Data records:
::::

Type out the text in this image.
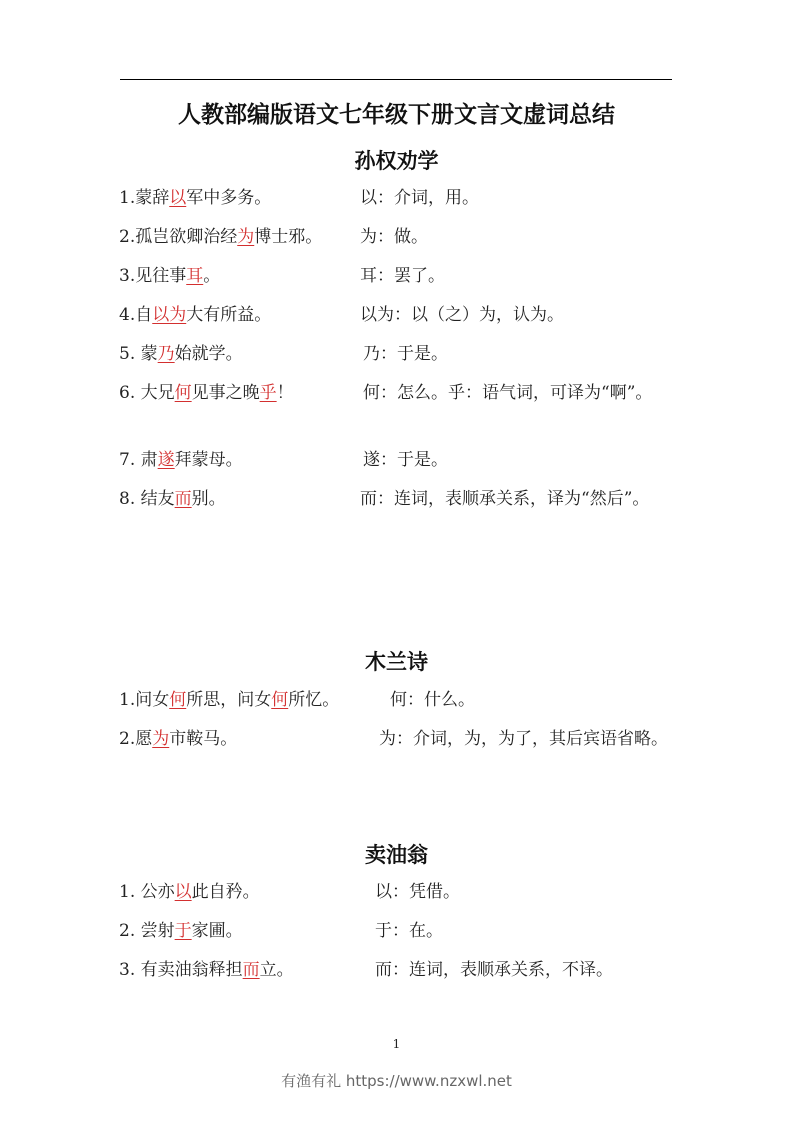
人教部编版语文七年级下册文言文虚词总结
孙权劝学
1.蒙辞以军中多务。	以：介词，用。
2.孤岂欲卿治经为博士邪。 为：做。
3.见往事耳。	耳：罢了。
4.自以为大有所益。	以为：以（之）为，认为。
5. 蒙乃始就学。	乃：于是。
6. 大兄何见事之晚乎！	何：怎么。乎：语气词，可译为“啊”。
7. 肃遂拜蒙母。	遂：于是。
8. 结友而别。	而：连词，表顺承关系，译为“然后”。
木兰诗
1.问女何所思，问女何所忆。	何：什么。
2.愿为市鞍马。	为：介词，为，为了，其后宾语省略。
卖油翁
1. 公亦以此自矜。	以：凭借。
2. 尝射于家圃。	于：在。
3. 有卖油翁释担而立。	而：连词，表顺承关系，不译。
1
有渔有礼 https://www.nzxwl.net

::::

What you will do:
Only a number is wanted: how many lines contain "表顺承关系"?

Solution below:
2